*Stated problem*:
Below are records to repeat exactly. Omit the pictures from the copy.

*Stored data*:
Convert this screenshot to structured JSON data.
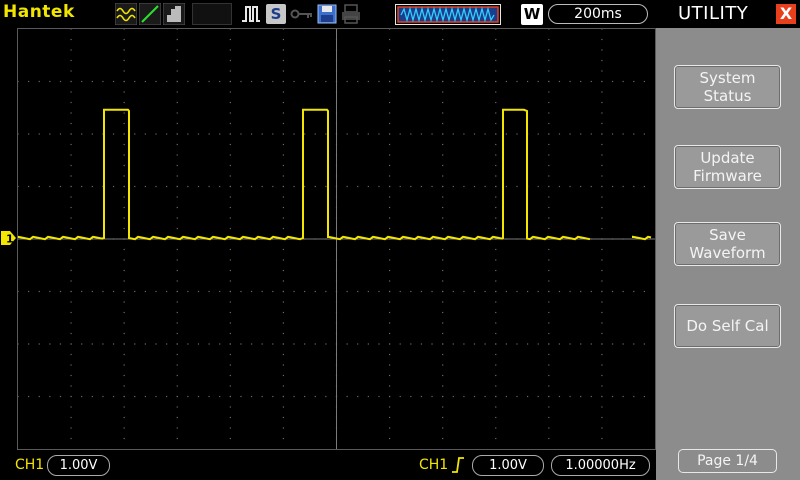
{
  "top_bar": {
    "brand": "Hantek",
    "status_badge": "S",
    "memory_badge": "W",
    "timebase": "200ms",
    "icons": [
      "channel-waveform-icon",
      "trigger-slope-icon",
      "acquire-mode-icon",
      "pulse-trigger-icon",
      "stop-status-badge",
      "key-lock-icon",
      "save-disk-icon",
      "print-icon",
      "memory-window-icon"
    ]
  },
  "colors": {
    "channel1": "#f2e600",
    "menu_bg": "#8c8c8c",
    "close": "#e8401c",
    "grid": "#6a6a6a"
  },
  "channel": {
    "marker": "1"
  },
  "bottom_bar": {
    "ch1_label": "CH1",
    "ch1_scale": "1.00V",
    "trigger_source": "CH1",
    "trigger_level": "1.00V",
    "frequency": "1.00000Hz"
  },
  "menu": {
    "title": "UTILITY",
    "close_label": "X",
    "buttons": [
      {
        "label": "System\nStatus"
      },
      {
        "label": "Update\nFirmware"
      },
      {
        "label": "Save\nWaveform"
      },
      {
        "label": "Do Self Cal"
      }
    ],
    "page": "Page 1/4"
  }
}
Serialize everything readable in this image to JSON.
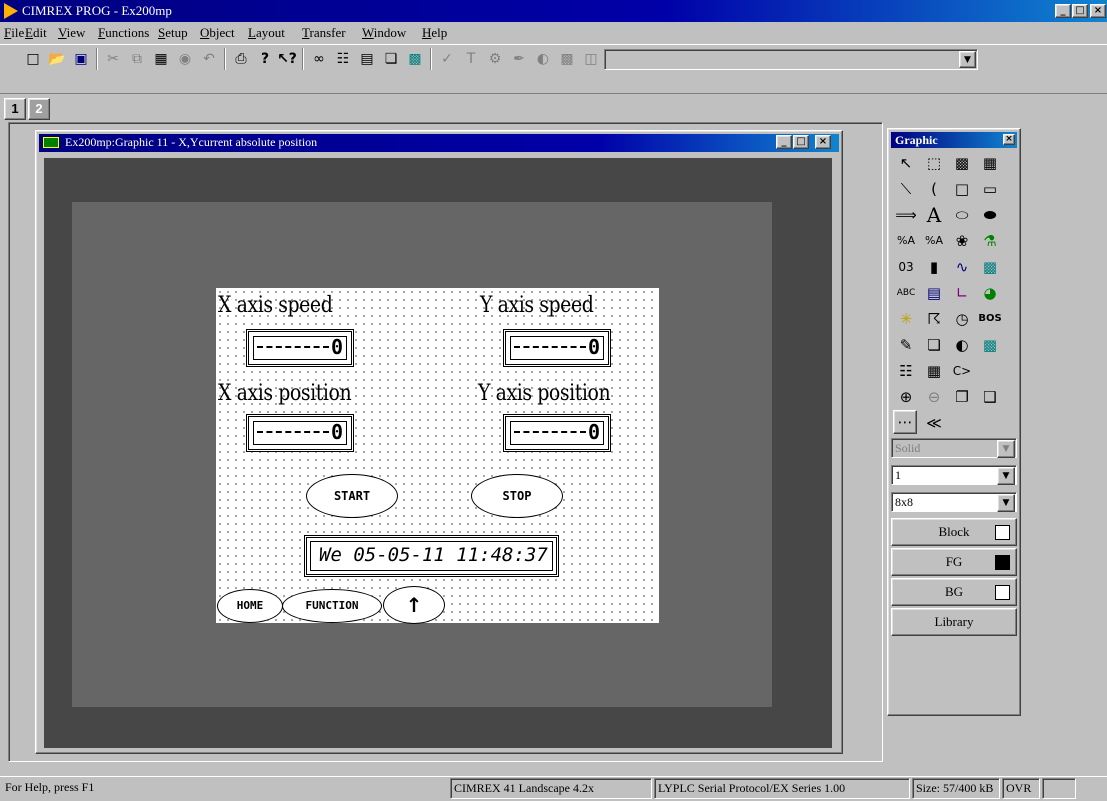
{
  "app": {
    "title": "CIMREX PROG - Ex200mp"
  },
  "menu": [
    "File",
    "Edit",
    "View",
    "Functions",
    "Setup",
    "Object",
    "Layout",
    "Transfer",
    "Window",
    "Help"
  ],
  "page_tabs": [
    "1",
    "2"
  ],
  "child_window": {
    "title": "Ex200mp:Graphic 11 - X,Ycurrent absolute position"
  },
  "screen": {
    "x_speed_label": "X axis speed",
    "y_speed_label": "Y axis speed",
    "x_pos_label": "X axis position",
    "y_pos_label": "Y axis position",
    "x_speed_value": "0",
    "y_speed_value": "0",
    "x_pos_value": "0",
    "y_pos_value": "0",
    "start_label": "START",
    "stop_label": "STOP",
    "datetime": "We 05-05-11 11:48:37",
    "home_label": "HOME",
    "function_label": "FUNCTION",
    "up_label": "↑"
  },
  "palette": {
    "title": "Graphic",
    "fill_style": "Solid",
    "line_width": "1",
    "grid": "8x8",
    "block_label": "Block",
    "fg_label": "FG",
    "bg_label": "BG",
    "library_label": "Library"
  },
  "status": {
    "help": "For Help, press F1",
    "terminal": "CIMREX 41 Landscape 4.2x",
    "protocol": "LYPLC Serial Protocol/EX Series 1.00",
    "size": "Size: 57/400 kB",
    "mode": "OVR"
  },
  "colors": {
    "titlebar": "#000080",
    "face": "#c0c0c0",
    "canvas_dark": "#474747",
    "canvas_gray": "#666666"
  }
}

*Final result*:
Convert this screenshot to structured JSON data.
{
  "top_bar": {
    "brand": "Hantek",
    "status_badge": "S",
    "memory_badge": "W",
    "timebase": "200ms",
    "icons": [
      "channel-waveform-icon",
      "trigger-slope-icon",
      "acquire-mode-icon",
      "pulse-trigger-icon",
      "stop-status-badge",
      "key-lock-icon",
      "save-disk-icon",
      "print-icon",
      "memory-window-icon"
    ]
  },
  "colors": {
    "channel1": "#f2e600",
    "menu_bg": "#8c8c8c",
    "close": "#e8401c",
    "grid": "#6a6a6a"
  },
  "channel": {
    "marker": "1"
  },
  "bottom_bar": {
    "ch1_label": "CH1",
    "ch1_scale": "1.00V",
    "trigger_source": "CH1",
    "trigger_level": "1.00V",
    "frequency": "1.00000Hz"
  },
  "menu": {
    "title": "UTILITY",
    "close_label": "X",
    "buttons": [
      {
        "label": "System\nStatus"
      },
      {
        "label": "Update\nFirmware"
      },
      {
        "label": "Save\nWaveform"
      },
      {
        "label": "Do Self Cal"
      }
    ],
    "page": "Page 1/4"
  }
}
Serialize everything readable in this image to JSON.
{
  "app": {
    "title": "CIMREX PROG - Ex200mp"
  },
  "menu": [
    "File",
    "Edit",
    "View",
    "Functions",
    "Setup",
    "Object",
    "Layout",
    "Transfer",
    "Window",
    "Help"
  ],
  "page_tabs": [
    "1",
    "2"
  ],
  "child_window": {
    "title": "Ex200mp:Graphic 11 - X,Ycurrent absolute position"
  },
  "screen": {
    "x_speed_label": "X axis speed",
    "y_speed_label": "Y axis speed",
    "x_pos_label": "X axis position",
    "y_pos_label": "Y axis position",
    "x_speed_value": "0",
    "y_speed_value": "0",
    "x_pos_value": "0",
    "y_pos_value": "0",
    "start_label": "START",
    "stop_label": "STOP",
    "datetime": "We 05-05-11 11:48:37",
    "home_label": "HOME",
    "function_label": "FUNCTION",
    "up_label": "↑"
  },
  "palette": {
    "title": "Graphic",
    "fill_style": "Solid",
    "line_width": "1",
    "grid": "8x8",
    "block_label": "Block",
    "fg_label": "FG",
    "bg_label": "BG",
    "library_label": "Library"
  },
  "status": {
    "help": "For Help, press F1",
    "terminal": "CIMREX 41 Landscape 4.2x",
    "protocol": "LYPLC Serial Protocol/EX Series 1.00",
    "size": "Size: 57/400 kB",
    "mode": "OVR"
  },
  "colors": {
    "titlebar": "#000080",
    "face": "#c0c0c0",
    "canvas_dark": "#474747",
    "canvas_gray": "#666666"
  }
}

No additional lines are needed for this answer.